■ Objective ■
Copy all of the material exactly. Pictures are not to appear in the copy.

■ Rows ■

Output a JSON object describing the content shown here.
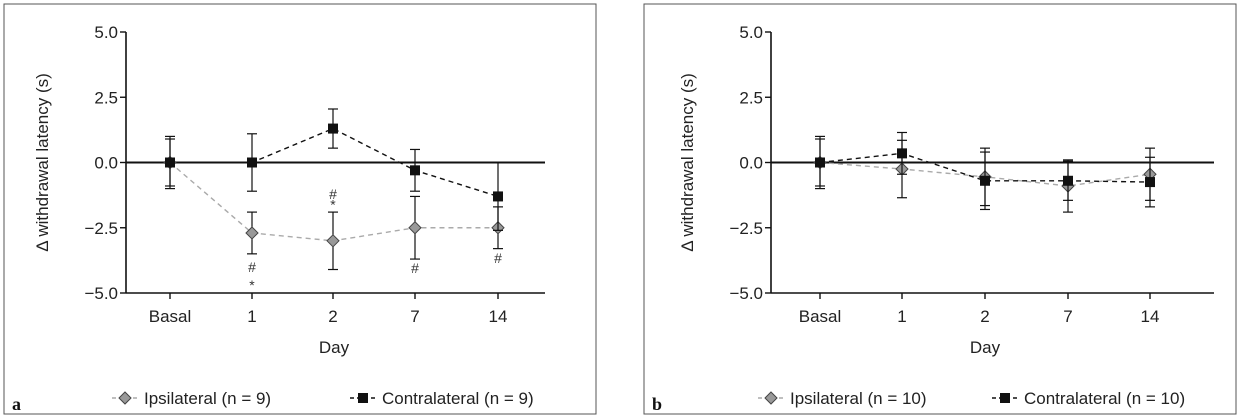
{
  "chart_data": [
    {
      "type": "line",
      "panel": "a",
      "xlabel": "Day",
      "ylabel": "Δ withdrawal latency (s)",
      "categories": [
        "Basal",
        "1",
        "2",
        "7",
        "14"
      ],
      "yticks": [
        "5.0",
        "2.5",
        "0.0",
        "−2.5",
        "−5.0"
      ],
      "ylim": [
        -5.0,
        5.0
      ],
      "series": [
        {
          "name": "Ipsilateral (n = 9)",
          "marker": "diamond",
          "color": "#999999",
          "line_color": "#aaaaaa",
          "values": [
            0.0,
            -2.7,
            -3.0,
            -2.5,
            -2.5
          ],
          "err": [
            1.0,
            0.8,
            1.1,
            1.2,
            0.8
          ],
          "annotations": [
            {
              "index": 1,
              "value": -4.0,
              "label": "#"
            },
            {
              "index": 1,
              "value": -4.7,
              "label": "*"
            },
            {
              "index": 2,
              "value": -1.2,
              "label": "#"
            },
            {
              "index": 2,
              "value": -1.6,
              "label": "*"
            },
            {
              "index": 3,
              "value": -4.05,
              "label": "#"
            },
            {
              "index": 4,
              "value": -3.65,
              "label": "#"
            }
          ]
        },
        {
          "name": "Contralateral (n = 9)",
          "marker": "square",
          "color": "#111111",
          "line_color": "#111111",
          "values": [
            0.0,
            0.0,
            1.3,
            -0.3,
            -1.3
          ],
          "err": [
            0.9,
            1.1,
            0.75,
            0.8,
            1.3
          ],
          "annotations": []
        }
      ]
    },
    {
      "type": "line",
      "panel": "b",
      "xlabel": "Day",
      "ylabel": "Δ withdrawal latency (s)",
      "categories": [
        "Basal",
        "1",
        "2",
        "7",
        "14"
      ],
      "yticks": [
        "5.0",
        "2.5",
        "0.0",
        "−2.5",
        "−5.0"
      ],
      "ylim": [
        -5.0,
        5.0
      ],
      "series": [
        {
          "name": "Ipsilateral (n = 10)",
          "marker": "diamond",
          "color": "#999999",
          "line_color": "#aaaaaa",
          "values": [
            0.0,
            -0.25,
            -0.55,
            -0.9,
            -0.45
          ],
          "err": [
            1.0,
            1.1,
            1.1,
            1.0,
            1.0
          ],
          "annotations": []
        },
        {
          "name": "Contralateral (n = 10)",
          "marker": "square",
          "color": "#111111",
          "line_color": "#111111",
          "values": [
            0.0,
            0.35,
            -0.7,
            -0.7,
            -0.75
          ],
          "err": [
            0.9,
            0.8,
            1.1,
            0.75,
            0.95
          ],
          "annotations": []
        }
      ]
    }
  ]
}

■ Answer below ■
Output a JSON object describing the content shown here.
{
  "chart_data": [
    {
      "type": "line",
      "panel": "a",
      "xlabel": "Day",
      "ylabel": "Δ withdrawal latency (s)",
      "categories": [
        "Basal",
        "1",
        "2",
        "7",
        "14"
      ],
      "yticks": [
        "5.0",
        "2.5",
        "0.0",
        "−2.5",
        "−5.0"
      ],
      "ylim": [
        -5.0,
        5.0
      ],
      "series": [
        {
          "name": "Ipsilateral (n = 9)",
          "marker": "diamond",
          "color": "#999999",
          "line_color": "#aaaaaa",
          "values": [
            0.0,
            -2.7,
            -3.0,
            -2.5,
            -2.5
          ],
          "err": [
            1.0,
            0.8,
            1.1,
            1.2,
            0.8
          ],
          "annotations": [
            {
              "index": 1,
              "value": -4.0,
              "label": "#"
            },
            {
              "index": 1,
              "value": -4.7,
              "label": "*"
            },
            {
              "index": 2,
              "value": -1.2,
              "label": "#"
            },
            {
              "index": 2,
              "value": -1.6,
              "label": "*"
            },
            {
              "index": 3,
              "value": -4.05,
              "label": "#"
            },
            {
              "index": 4,
              "value": -3.65,
              "label": "#"
            }
          ]
        },
        {
          "name": "Contralateral (n = 9)",
          "marker": "square",
          "color": "#111111",
          "line_color": "#111111",
          "values": [
            0.0,
            0.0,
            1.3,
            -0.3,
            -1.3
          ],
          "err": [
            0.9,
            1.1,
            0.75,
            0.8,
            1.3
          ],
          "annotations": []
        }
      ]
    },
    {
      "type": "line",
      "panel": "b",
      "xlabel": "Day",
      "ylabel": "Δ withdrawal latency (s)",
      "categories": [
        "Basal",
        "1",
        "2",
        "7",
        "14"
      ],
      "yticks": [
        "5.0",
        "2.5",
        "0.0",
        "−2.5",
        "−5.0"
      ],
      "ylim": [
        -5.0,
        5.0
      ],
      "series": [
        {
          "name": "Ipsilateral (n = 10)",
          "marker": "diamond",
          "color": "#999999",
          "line_color": "#aaaaaa",
          "values": [
            0.0,
            -0.25,
            -0.55,
            -0.9,
            -0.45
          ],
          "err": [
            1.0,
            1.1,
            1.1,
            1.0,
            1.0
          ],
          "annotations": []
        },
        {
          "name": "Contralateral (n = 10)",
          "marker": "square",
          "color": "#111111",
          "line_color": "#111111",
          "values": [
            0.0,
            0.35,
            -0.7,
            -0.7,
            -0.75
          ],
          "err": [
            0.9,
            0.8,
            1.1,
            0.75,
            0.95
          ],
          "annotations": []
        }
      ]
    }
  ]
}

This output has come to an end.